→ TASK OBJECTIVE: Identify each line holding the string "题目来源" and copy it.

→ SUPPLIED DATA:
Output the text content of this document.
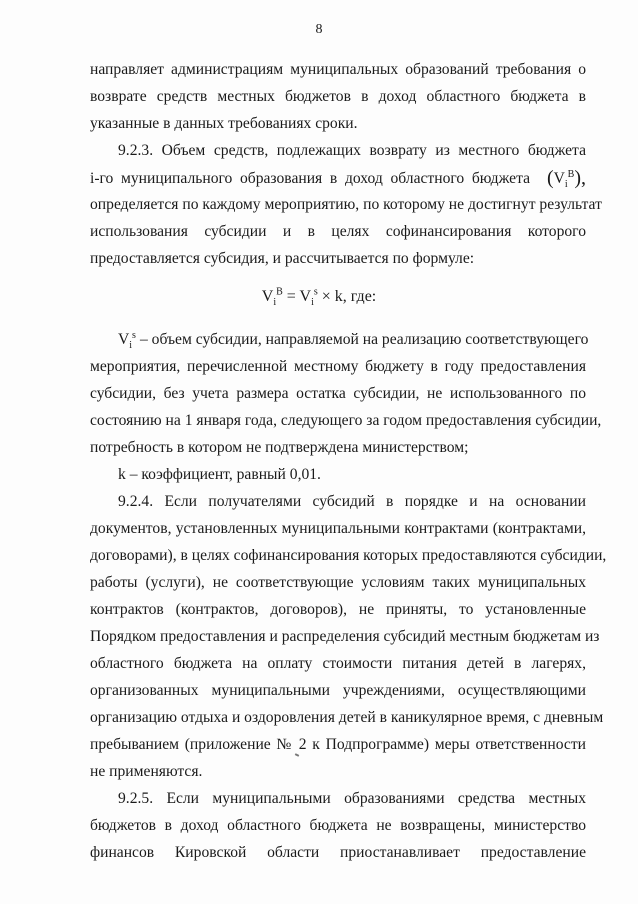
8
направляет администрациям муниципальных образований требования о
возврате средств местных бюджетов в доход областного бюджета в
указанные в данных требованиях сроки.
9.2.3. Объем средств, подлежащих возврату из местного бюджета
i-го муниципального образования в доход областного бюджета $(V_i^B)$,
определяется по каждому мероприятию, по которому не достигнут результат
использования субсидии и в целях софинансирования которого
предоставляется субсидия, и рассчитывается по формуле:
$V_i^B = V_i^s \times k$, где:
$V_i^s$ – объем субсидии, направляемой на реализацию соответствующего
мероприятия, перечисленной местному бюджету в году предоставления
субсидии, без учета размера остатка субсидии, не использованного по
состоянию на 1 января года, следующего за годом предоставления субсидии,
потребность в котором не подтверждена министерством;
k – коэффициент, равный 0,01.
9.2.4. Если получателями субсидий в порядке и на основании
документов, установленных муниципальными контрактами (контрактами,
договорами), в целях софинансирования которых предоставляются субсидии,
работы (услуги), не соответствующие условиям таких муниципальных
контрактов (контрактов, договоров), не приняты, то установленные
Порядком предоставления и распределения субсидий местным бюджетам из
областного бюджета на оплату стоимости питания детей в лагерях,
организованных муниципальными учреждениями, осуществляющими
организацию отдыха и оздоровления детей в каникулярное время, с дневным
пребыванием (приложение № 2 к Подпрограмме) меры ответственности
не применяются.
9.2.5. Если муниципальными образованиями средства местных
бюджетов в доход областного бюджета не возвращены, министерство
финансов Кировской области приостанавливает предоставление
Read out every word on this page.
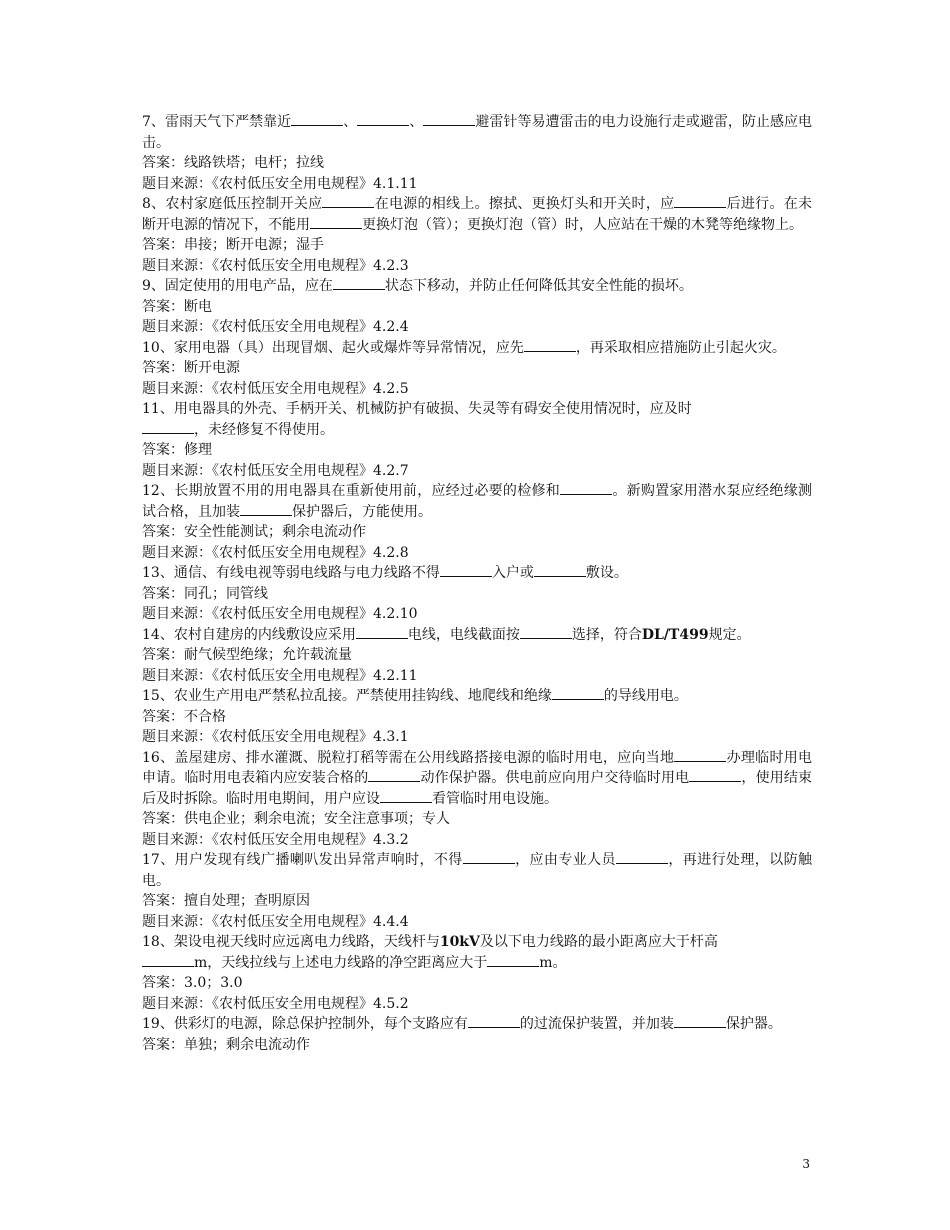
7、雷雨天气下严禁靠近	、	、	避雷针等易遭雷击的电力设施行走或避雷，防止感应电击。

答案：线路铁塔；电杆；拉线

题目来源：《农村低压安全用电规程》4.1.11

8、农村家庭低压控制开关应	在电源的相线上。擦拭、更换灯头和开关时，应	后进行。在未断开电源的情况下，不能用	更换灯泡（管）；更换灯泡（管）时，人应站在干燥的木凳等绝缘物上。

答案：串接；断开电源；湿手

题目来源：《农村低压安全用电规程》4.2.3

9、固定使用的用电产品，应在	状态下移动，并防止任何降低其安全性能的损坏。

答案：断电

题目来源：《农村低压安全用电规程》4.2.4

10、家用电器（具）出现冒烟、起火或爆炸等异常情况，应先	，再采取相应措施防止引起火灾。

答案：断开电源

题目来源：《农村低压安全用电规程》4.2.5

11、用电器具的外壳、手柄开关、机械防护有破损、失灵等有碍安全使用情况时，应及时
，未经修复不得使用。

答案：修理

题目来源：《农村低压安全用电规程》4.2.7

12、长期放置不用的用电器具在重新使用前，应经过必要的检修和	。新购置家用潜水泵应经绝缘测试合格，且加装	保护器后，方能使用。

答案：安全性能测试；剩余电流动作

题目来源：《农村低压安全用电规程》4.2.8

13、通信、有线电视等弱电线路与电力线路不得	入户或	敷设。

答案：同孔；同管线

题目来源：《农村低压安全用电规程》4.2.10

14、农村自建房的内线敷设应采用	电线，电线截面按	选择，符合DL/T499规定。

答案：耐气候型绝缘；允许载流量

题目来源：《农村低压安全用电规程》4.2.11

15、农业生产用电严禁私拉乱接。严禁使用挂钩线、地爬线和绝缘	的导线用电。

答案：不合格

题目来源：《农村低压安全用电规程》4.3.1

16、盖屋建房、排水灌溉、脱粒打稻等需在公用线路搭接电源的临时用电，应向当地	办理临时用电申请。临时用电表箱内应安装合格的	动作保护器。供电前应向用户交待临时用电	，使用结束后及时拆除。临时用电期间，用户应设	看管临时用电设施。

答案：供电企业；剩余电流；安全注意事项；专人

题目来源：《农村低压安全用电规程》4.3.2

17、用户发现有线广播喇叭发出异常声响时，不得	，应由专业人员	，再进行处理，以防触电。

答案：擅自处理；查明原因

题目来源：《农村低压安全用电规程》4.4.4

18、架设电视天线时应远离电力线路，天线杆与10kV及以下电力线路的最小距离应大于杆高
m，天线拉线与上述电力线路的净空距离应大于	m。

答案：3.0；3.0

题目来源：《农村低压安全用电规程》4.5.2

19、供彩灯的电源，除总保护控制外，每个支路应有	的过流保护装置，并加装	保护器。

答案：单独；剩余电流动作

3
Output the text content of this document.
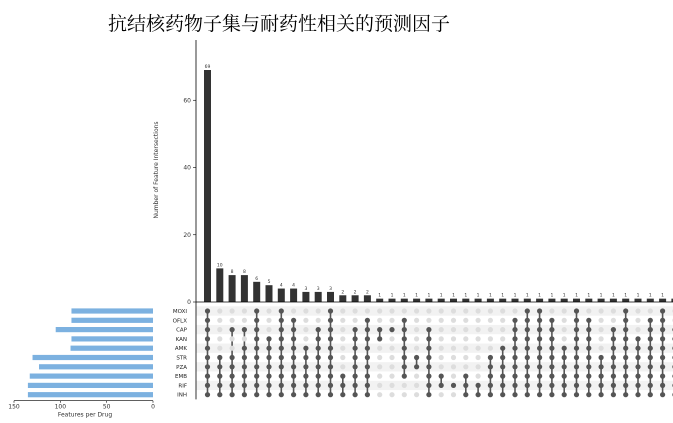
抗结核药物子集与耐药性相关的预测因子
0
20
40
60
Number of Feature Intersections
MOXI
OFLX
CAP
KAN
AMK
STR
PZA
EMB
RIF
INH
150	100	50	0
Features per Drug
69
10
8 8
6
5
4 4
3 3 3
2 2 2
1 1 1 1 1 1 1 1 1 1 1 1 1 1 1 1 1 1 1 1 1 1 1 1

→ EXERCISE OUTPUT:
题目来源：《农村低压安全用电规程》4.1.11
题目来源：《农村低压安全用电规程》4.2.3
题目来源：《农村低压安全用电规程》4.2.4
题目来源：《农村低压安全用电规程》4.2.5
题目来源：《农村低压安全用电规程》4.2.7
题目来源：《农村低压安全用电规程》4.2.8
题目来源：《农村低压安全用电规程》4.2.10
题目来源：《农村低压安全用电规程》4.2.11
题目来源：《农村低压安全用电规程》4.3.1
题目来源：《农村低压安全用电规程》4.3.2
题目来源：《农村低压安全用电规程》4.4.4
题目来源：《农村低压安全用电规程》4.5.2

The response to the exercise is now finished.